**WHAT IS BEING ASKED**. For each line in the data below that holds "agrarisch", return a copy.

**ITEMS**.

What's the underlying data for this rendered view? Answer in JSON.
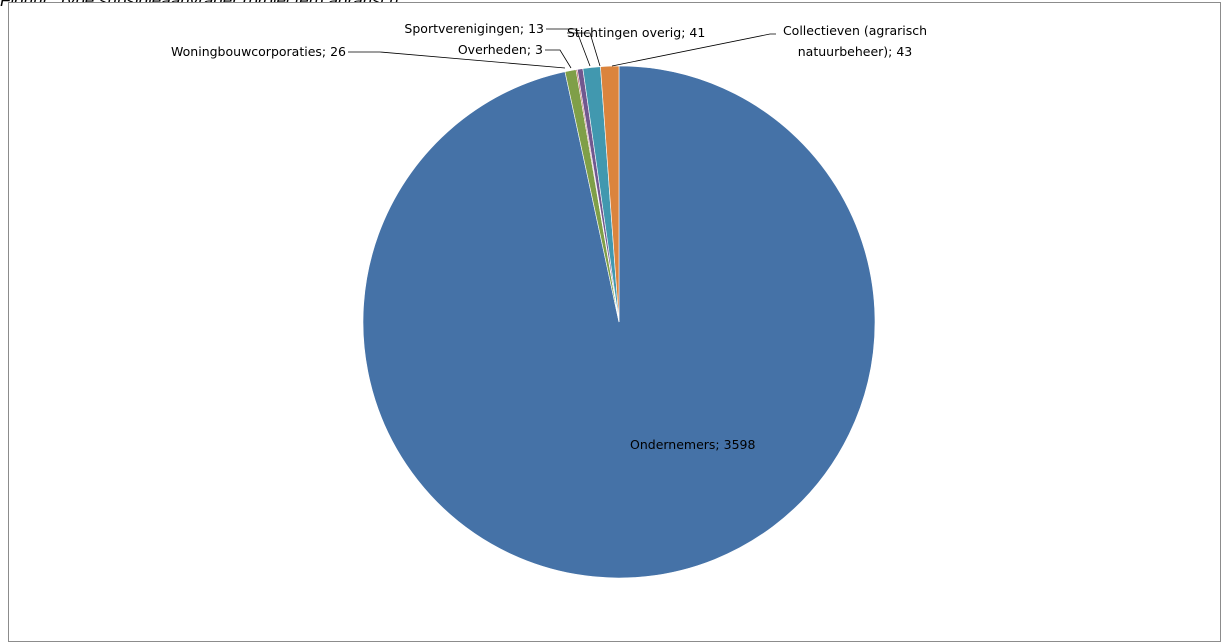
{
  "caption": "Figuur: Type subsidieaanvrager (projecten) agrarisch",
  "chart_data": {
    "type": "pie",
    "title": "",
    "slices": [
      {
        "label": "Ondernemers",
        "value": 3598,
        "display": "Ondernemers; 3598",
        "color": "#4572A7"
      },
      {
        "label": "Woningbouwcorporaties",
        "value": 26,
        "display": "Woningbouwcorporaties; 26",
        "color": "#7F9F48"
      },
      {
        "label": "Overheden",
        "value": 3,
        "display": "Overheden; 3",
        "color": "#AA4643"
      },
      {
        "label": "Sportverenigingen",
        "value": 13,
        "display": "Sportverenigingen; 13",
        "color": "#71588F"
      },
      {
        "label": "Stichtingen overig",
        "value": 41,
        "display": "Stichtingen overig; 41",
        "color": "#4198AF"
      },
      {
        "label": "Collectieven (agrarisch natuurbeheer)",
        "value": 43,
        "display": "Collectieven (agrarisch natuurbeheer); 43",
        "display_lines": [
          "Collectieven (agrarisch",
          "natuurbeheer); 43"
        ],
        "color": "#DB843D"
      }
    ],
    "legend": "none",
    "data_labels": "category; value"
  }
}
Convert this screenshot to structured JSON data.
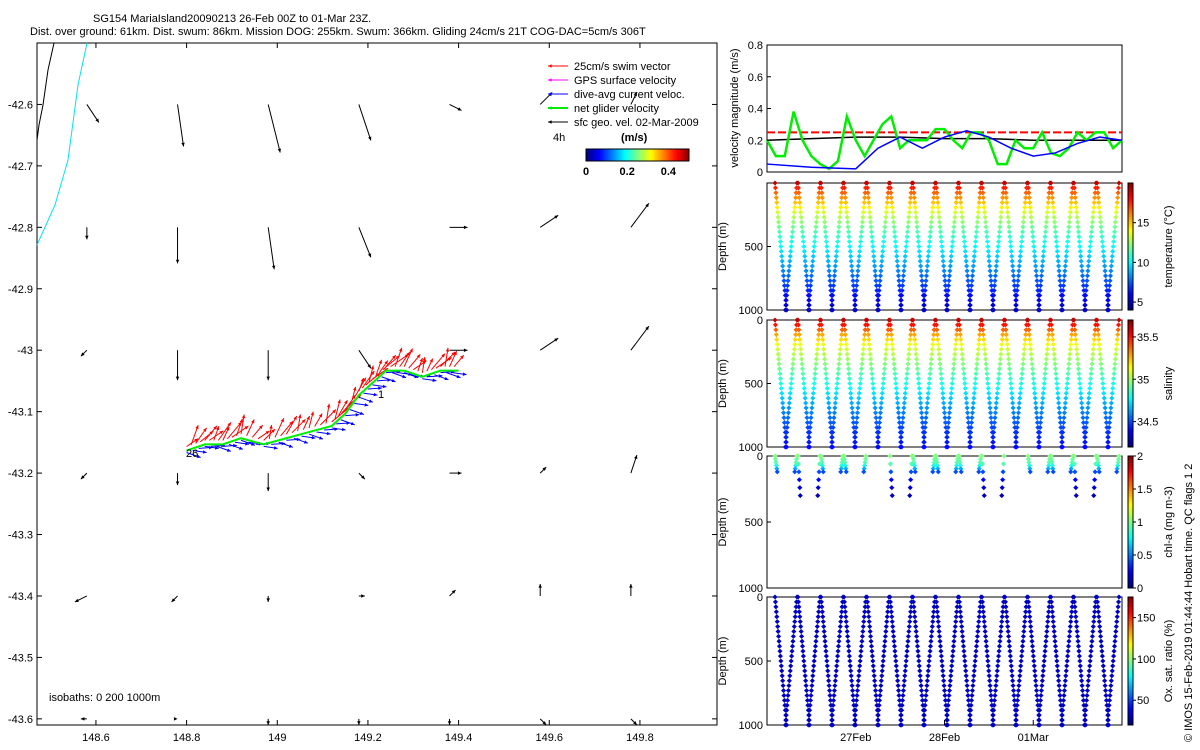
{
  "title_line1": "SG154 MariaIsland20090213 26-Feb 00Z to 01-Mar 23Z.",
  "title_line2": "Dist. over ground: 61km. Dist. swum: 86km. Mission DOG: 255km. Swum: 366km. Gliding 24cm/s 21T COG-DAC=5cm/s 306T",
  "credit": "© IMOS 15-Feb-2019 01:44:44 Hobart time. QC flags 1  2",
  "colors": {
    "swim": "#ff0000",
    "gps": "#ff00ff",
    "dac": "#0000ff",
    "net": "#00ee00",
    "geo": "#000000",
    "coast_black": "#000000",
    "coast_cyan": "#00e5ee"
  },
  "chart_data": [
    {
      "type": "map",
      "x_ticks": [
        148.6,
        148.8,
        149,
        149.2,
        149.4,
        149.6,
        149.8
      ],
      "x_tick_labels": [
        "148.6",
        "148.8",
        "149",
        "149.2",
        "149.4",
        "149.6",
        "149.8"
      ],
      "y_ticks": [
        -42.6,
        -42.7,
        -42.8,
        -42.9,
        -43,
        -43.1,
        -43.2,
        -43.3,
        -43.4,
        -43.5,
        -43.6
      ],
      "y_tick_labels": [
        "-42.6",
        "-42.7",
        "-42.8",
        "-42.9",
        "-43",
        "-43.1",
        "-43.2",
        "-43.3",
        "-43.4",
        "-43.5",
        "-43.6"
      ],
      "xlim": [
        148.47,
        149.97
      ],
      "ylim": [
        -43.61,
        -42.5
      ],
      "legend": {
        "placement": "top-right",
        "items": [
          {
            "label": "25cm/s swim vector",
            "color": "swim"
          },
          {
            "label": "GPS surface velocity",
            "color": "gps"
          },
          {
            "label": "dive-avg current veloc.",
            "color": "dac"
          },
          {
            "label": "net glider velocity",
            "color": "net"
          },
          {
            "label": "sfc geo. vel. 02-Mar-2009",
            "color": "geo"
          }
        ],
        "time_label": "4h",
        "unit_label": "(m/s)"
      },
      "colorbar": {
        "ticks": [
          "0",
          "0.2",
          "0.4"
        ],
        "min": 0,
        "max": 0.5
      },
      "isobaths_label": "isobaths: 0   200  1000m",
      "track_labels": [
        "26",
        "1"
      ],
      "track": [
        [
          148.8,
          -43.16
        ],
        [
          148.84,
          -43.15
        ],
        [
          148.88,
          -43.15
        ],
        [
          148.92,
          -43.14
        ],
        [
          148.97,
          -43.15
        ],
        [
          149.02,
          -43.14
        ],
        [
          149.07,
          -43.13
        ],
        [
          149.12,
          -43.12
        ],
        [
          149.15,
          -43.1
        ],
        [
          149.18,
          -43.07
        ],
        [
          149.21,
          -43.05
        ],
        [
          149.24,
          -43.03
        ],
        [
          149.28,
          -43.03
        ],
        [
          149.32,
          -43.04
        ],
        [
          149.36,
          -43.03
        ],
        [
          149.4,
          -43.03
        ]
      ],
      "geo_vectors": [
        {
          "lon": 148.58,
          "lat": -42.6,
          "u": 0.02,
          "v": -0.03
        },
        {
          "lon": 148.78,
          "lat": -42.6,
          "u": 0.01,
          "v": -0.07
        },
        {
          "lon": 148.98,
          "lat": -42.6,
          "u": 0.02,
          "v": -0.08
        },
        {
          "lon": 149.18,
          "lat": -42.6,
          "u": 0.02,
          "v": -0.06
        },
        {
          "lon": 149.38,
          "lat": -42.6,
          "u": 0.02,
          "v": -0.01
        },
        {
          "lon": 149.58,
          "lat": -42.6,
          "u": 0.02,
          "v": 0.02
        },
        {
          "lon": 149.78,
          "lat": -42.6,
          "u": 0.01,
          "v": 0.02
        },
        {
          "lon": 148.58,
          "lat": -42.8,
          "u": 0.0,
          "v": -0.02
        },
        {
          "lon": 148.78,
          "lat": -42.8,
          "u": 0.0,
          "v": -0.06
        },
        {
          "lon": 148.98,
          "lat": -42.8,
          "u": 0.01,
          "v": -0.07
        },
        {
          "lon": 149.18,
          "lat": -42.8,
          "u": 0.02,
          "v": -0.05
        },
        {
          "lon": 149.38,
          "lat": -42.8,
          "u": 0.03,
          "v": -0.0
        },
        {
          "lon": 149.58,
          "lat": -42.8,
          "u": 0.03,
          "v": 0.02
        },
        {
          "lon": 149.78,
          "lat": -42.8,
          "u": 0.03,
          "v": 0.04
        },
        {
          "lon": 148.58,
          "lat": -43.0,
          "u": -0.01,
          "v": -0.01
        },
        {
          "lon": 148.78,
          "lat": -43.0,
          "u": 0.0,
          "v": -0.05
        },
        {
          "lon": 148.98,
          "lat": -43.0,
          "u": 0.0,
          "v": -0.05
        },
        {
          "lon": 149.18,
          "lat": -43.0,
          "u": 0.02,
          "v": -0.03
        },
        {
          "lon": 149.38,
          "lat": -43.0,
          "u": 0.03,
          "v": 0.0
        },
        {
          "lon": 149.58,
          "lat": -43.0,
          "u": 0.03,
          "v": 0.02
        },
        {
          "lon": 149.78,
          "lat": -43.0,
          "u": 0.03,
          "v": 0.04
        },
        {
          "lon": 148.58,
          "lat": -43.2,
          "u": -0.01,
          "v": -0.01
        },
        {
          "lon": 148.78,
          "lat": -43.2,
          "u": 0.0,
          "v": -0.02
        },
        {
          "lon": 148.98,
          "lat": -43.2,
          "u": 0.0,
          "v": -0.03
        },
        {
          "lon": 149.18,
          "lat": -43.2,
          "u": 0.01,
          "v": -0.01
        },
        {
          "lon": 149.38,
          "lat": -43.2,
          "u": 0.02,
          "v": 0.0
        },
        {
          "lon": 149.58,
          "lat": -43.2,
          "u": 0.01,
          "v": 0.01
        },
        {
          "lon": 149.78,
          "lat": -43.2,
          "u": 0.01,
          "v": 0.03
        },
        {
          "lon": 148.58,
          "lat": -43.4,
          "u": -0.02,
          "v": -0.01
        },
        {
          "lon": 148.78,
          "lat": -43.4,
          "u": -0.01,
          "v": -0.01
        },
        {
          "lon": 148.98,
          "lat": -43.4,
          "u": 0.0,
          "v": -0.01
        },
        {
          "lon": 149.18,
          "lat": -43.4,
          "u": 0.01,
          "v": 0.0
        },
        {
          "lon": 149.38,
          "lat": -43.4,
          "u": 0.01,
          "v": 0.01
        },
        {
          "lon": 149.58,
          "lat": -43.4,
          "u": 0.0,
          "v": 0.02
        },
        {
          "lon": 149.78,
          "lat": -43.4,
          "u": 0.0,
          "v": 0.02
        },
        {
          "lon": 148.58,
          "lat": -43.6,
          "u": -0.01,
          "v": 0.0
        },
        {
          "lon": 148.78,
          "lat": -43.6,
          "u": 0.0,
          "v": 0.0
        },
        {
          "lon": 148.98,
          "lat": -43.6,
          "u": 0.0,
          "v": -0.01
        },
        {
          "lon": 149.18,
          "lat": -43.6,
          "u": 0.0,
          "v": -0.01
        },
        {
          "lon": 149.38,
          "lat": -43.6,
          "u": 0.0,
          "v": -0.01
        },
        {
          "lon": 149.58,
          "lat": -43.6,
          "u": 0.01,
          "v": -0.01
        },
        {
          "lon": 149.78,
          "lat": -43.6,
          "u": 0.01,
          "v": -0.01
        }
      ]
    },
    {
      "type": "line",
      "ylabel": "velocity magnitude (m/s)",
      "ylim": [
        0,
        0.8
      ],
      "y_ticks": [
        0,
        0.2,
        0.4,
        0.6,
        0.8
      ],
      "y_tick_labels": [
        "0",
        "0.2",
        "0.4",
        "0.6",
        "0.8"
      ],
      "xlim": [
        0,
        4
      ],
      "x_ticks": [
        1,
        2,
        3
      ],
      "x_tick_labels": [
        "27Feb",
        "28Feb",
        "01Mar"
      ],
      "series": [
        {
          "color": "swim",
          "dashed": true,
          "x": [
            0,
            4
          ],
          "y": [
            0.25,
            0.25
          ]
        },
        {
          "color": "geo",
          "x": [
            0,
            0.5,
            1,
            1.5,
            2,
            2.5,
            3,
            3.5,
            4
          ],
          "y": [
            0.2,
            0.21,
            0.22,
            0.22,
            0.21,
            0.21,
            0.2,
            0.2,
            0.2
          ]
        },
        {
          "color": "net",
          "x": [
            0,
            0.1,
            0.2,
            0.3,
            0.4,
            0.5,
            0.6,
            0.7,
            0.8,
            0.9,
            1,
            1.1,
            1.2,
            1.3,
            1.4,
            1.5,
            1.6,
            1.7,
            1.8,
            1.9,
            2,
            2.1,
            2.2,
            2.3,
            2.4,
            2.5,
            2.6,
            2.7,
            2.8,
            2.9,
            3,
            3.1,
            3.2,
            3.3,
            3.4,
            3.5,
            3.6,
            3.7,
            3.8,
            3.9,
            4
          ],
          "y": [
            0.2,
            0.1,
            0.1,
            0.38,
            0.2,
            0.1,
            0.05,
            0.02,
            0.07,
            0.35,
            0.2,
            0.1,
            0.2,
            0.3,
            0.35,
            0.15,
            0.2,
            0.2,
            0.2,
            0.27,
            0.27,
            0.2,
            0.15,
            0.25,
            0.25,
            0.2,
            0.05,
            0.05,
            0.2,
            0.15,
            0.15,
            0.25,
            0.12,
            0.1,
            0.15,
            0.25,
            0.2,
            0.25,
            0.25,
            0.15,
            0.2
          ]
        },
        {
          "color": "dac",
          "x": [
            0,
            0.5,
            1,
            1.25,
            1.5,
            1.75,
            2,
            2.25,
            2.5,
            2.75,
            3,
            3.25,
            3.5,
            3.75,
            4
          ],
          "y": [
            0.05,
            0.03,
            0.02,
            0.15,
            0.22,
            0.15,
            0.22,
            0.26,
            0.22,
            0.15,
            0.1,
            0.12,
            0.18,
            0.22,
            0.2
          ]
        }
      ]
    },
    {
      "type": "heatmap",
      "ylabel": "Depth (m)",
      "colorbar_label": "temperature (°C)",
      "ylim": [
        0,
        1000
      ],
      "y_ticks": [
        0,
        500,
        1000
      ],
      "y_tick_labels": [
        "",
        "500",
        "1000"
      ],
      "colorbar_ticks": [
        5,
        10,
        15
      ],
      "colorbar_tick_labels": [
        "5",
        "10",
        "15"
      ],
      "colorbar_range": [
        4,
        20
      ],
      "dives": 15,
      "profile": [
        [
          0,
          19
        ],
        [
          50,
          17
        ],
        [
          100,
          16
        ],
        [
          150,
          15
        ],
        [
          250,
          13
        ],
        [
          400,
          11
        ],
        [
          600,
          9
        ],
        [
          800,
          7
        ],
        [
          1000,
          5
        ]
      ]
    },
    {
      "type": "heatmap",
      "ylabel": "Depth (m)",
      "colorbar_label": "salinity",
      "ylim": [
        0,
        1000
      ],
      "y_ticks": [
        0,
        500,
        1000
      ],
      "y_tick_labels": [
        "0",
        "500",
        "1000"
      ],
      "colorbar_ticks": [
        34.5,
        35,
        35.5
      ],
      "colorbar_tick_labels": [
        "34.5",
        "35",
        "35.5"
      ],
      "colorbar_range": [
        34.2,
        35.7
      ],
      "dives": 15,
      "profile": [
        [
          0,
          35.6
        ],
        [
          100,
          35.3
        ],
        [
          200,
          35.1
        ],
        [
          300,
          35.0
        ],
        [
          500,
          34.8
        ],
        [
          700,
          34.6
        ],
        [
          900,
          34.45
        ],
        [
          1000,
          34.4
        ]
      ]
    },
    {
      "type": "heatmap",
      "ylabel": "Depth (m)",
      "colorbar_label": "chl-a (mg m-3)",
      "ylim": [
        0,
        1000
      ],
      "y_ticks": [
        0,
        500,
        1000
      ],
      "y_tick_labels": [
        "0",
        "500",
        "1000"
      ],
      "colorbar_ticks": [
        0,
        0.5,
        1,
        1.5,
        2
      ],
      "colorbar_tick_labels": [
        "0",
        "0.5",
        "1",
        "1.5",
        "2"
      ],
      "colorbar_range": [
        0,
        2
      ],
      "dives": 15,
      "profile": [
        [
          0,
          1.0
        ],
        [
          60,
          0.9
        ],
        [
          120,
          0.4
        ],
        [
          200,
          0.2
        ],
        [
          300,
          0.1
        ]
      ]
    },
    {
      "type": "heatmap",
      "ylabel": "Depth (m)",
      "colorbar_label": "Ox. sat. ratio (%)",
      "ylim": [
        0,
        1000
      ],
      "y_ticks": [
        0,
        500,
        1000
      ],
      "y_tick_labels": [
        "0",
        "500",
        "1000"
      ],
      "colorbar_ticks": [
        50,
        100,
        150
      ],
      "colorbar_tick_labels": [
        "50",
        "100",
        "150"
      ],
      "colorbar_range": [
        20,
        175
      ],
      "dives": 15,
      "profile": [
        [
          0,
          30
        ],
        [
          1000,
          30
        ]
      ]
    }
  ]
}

**ANSWER TO THE TASK**.
  "caption": "Figuur: Type subsidieaanvrager (projecten) agrarisch",
        "label": "Collectieven (agrarisch natuurbeheer)",
        "display": "Collectieven (agrarisch natuurbeheer); 43",
          "Collectieven (agrarisch",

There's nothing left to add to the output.